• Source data
--

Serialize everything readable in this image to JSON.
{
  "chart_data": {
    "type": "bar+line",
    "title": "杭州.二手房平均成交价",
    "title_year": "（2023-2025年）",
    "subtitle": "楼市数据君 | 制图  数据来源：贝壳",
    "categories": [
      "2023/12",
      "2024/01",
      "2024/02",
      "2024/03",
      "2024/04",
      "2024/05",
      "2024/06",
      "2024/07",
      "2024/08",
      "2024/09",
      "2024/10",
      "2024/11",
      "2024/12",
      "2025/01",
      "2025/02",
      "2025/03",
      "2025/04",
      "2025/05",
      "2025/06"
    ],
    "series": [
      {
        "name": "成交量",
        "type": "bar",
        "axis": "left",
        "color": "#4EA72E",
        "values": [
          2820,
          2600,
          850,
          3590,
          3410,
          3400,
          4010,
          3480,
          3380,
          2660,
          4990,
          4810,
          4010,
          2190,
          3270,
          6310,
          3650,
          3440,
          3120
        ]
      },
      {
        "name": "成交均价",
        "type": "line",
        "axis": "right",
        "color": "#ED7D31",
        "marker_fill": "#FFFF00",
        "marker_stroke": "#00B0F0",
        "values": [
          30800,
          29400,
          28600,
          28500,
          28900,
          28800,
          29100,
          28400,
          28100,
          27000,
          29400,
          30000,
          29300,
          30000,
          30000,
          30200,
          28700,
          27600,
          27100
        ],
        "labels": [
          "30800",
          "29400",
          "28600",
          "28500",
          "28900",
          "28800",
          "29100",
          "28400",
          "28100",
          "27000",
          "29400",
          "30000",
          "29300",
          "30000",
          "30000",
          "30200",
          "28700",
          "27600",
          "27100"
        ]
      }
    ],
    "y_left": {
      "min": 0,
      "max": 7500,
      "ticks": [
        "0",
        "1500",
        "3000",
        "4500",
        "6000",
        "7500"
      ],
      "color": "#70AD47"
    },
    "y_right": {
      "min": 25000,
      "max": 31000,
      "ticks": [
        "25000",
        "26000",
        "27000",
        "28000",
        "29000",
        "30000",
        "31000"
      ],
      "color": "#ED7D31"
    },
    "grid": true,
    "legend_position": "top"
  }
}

--

• Problem to work on
Which lines of the data above contain "color"? Copy each one.

• Written response
        "color": "#4EA72E",
        "color": "#ED7D31",
      "color": "#70AD47"
      "color": "#ED7D31"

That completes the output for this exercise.